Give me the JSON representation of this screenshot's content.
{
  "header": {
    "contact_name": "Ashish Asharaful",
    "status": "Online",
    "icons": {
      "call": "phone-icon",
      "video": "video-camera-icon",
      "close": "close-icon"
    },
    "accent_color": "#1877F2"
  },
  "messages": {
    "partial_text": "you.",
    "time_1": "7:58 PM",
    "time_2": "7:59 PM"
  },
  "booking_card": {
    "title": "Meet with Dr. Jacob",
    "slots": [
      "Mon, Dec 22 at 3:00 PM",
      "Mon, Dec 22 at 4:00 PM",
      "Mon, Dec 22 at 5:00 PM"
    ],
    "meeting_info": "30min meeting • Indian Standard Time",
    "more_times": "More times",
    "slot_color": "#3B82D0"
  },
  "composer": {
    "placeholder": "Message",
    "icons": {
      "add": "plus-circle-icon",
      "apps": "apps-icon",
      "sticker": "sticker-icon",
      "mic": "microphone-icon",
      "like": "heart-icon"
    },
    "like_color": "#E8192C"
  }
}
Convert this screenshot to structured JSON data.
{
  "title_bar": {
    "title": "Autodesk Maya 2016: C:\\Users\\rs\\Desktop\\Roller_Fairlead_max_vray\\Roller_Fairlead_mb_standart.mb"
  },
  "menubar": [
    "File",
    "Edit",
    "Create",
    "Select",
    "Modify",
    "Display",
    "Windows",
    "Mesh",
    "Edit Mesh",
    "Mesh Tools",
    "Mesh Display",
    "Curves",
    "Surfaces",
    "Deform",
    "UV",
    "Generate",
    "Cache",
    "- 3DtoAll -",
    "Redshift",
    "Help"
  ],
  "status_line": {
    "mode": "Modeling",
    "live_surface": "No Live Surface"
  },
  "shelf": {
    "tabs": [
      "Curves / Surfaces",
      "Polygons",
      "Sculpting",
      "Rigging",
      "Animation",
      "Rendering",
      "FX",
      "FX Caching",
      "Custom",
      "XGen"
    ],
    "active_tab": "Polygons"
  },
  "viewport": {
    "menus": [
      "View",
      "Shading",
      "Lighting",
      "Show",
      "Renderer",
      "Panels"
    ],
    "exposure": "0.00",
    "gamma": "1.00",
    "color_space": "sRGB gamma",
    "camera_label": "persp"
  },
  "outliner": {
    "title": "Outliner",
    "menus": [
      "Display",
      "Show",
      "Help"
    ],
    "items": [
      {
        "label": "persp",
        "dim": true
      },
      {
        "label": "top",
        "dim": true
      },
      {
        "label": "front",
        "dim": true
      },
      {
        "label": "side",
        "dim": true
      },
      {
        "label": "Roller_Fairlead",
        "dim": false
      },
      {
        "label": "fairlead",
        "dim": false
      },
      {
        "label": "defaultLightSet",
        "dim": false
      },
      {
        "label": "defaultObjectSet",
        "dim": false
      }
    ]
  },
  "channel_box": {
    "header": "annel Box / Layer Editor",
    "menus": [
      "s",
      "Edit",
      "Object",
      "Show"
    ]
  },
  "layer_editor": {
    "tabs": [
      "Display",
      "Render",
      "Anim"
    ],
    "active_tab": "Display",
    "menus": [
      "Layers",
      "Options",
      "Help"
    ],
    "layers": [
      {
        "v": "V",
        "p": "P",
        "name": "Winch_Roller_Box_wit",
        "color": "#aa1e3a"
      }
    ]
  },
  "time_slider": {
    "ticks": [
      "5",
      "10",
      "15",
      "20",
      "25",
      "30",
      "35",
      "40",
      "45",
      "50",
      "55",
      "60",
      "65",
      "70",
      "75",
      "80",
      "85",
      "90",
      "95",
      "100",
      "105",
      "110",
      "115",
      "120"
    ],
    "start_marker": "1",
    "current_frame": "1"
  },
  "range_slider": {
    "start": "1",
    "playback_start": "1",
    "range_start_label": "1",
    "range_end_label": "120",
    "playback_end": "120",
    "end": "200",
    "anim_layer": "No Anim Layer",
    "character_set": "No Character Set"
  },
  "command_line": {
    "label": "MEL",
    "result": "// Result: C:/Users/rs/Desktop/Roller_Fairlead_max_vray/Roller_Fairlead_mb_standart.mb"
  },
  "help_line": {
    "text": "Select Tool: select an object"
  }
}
== == ==
GIVEN REQUEST: Every entry should be printed again exactly as written.

ANSWER FOR THIS EXERCISE:
Give me the JSON representation of this screenshot's content.
{
  "header": {
    "contact_name": "Ashish Asharaful",
    "status": "Online",
    "icons": {
      "call": "phone-icon",
      "video": "video-camera-icon",
      "close": "close-icon"
    },
    "accent_color": "#1877F2"
  },
  "messages": {
    "partial_text": "you.",
    "time_1": "7:58 PM",
    "time_2": "7:59 PM"
  },
  "booking_card": {
    "title": "Meet with Dr. Jacob",
    "slots": [
      "Mon, Dec 22 at 3:00 PM",
      "Mon, Dec 22 at 4:00 PM",
      "Mon, Dec 22 at 5:00 PM"
    ],
    "meeting_info": "30min meeting • Indian Standard Time",
    "more_times": "More times",
    "slot_color": "#3B82D0"
  },
  "composer": {
    "placeholder": "Message",
    "icons": {
      "add": "plus-circle-icon",
      "apps": "apps-icon",
      "sticker": "sticker-icon",
      "mic": "microphone-icon",
      "like": "heart-icon"
    },
    "like_color": "#E8192C"
  }
}
Convert this screenshot to structured JSON data.
{
  "title_bar": {
    "title": "Autodesk Maya 2016: C:\\Users\\rs\\Desktop\\Roller_Fairlead_max_vray\\Roller_Fairlead_mb_standart.mb"
  },
  "menubar": [
    "File",
    "Edit",
    "Create",
    "Select",
    "Modify",
    "Display",
    "Windows",
    "Mesh",
    "Edit Mesh",
    "Mesh Tools",
    "Mesh Display",
    "Curves",
    "Surfaces",
    "Deform",
    "UV",
    "Generate",
    "Cache",
    "- 3DtoAll -",
    "Redshift",
    "Help"
  ],
  "status_line": {
    "mode": "Modeling",
    "live_surface": "No Live Surface"
  },
  "shelf": {
    "tabs": [
      "Curves / Surfaces",
      "Polygons",
      "Sculpting",
      "Rigging",
      "Animation",
      "Rendering",
      "FX",
      "FX Caching",
      "Custom",
      "XGen"
    ],
    "active_tab": "Polygons"
  },
  "viewport": {
    "menus": [
      "View",
      "Shading",
      "Lighting",
      "Show",
      "Renderer",
      "Panels"
    ],
    "exposure": "0.00",
    "gamma": "1.00",
    "color_space": "sRGB gamma",
    "camera_label": "persp"
  },
  "outliner": {
    "title": "Outliner",
    "menus": [
      "Display",
      "Show",
      "Help"
    ],
    "items": [
      {
        "label": "persp",
        "dim": true
      },
      {
        "label": "top",
        "dim": true
      },
      {
        "label": "front",
        "dim": true
      },
      {
        "label": "side",
        "dim": true
      },
      {
        "label": "Roller_Fairlead",
        "dim": false
      },
      {
        "label": "fairlead",
        "dim": false
      },
      {
        "label": "defaultLightSet",
        "dim": false
      },
      {
        "label": "defaultObjectSet",
        "dim": false
      }
    ]
  },
  "channel_box": {
    "header": "annel Box / Layer Editor",
    "menus": [
      "s",
      "Edit",
      "Object",
      "Show"
    ]
  },
  "layer_editor": {
    "tabs": [
      "Display",
      "Render",
      "Anim"
    ],
    "active_tab": "Display",
    "menus": [
      "Layers",
      "Options",
      "Help"
    ],
    "layers": [
      {
        "v": "V",
        "p": "P",
        "name": "Winch_Roller_Box_wit",
        "color": "#aa1e3a"
      }
    ]
  },
  "time_slider": {
    "ticks": [
      "5",
      "10",
      "15",
      "20",
      "25",
      "30",
      "35",
      "40",
      "45",
      "50",
      "55",
      "60",
      "65",
      "70",
      "75",
      "80",
      "85",
      "90",
      "95",
      "100",
      "105",
      "110",
      "115",
      "120"
    ],
    "start_marker": "1",
    "current_frame": "1"
  },
  "range_slider": {
    "start": "1",
    "playback_start": "1",
    "range_start_label": "1",
    "range_end_label": "120",
    "playback_end": "120",
    "end": "200",
    "anim_layer": "No Anim Layer",
    "character_set": "No Character Set"
  },
  "command_line": {
    "label": "MEL",
    "result": "// Result: C:/Users/rs/Desktop/Roller_Fairlead_max_vray/Roller_Fairlead_mb_standart.mb"
  },
  "help_line": {
    "text": "Select Tool: select an object"
  }
}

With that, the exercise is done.